[Saved data entries]
::::::::
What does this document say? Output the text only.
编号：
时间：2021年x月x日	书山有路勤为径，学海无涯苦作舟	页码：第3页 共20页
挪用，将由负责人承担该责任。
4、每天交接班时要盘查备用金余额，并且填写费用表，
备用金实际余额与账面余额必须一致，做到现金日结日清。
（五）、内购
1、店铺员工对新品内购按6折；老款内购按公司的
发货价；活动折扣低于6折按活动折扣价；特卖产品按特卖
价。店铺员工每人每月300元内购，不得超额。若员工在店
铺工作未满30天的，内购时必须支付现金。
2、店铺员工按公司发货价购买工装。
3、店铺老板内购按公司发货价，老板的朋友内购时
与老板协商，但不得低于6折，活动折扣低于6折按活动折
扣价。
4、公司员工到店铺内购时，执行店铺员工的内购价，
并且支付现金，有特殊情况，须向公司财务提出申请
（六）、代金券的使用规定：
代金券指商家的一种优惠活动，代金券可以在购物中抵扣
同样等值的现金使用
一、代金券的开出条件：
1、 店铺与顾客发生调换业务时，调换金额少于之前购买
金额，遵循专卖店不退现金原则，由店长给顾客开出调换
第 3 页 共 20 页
::::::::
Copy out the whole listing exactly as written.

What does this document say? Output the text only.
编号：
时间：2021年x月x日	书山有路勤为径，学海无涯苦作舟	页码：第3页 共20页
挪用，将由负责人承担该责任。
4、每天交接班时要盘查备用金余额，并且填写费用表，
备用金实际余额与账面余额必须一致，做到现金日结日清。
（五）、内购
1、店铺员工对新品内购按6折；老款内购按公司的
发货价；活动折扣低于6折按活动折扣价；特卖产品按特卖
价。店铺员工每人每月300元内购，不得超额。若员工在店
铺工作未满30天的，内购时必须支付现金。
2、店铺员工按公司发货价购买工装。
3、店铺老板内购按公司发货价，老板的朋友内购时
与老板协商，但不得低于6折，活动折扣低于6折按活动折
扣价。
4、公司员工到店铺内购时，执行店铺员工的内购价，
并且支付现金，有特殊情况，须向公司财务提出申请
（六）、代金券的使用规定：
代金券指商家的一种优惠活动，代金券可以在购物中抵扣
同样等值的现金使用
一、代金券的开出条件：
1、 店铺与顾客发生调换业务时，调换金额少于之前购买
金额，遵循专卖店不退现金原则，由店长给顾客开出调换
第 3 页 共 20 页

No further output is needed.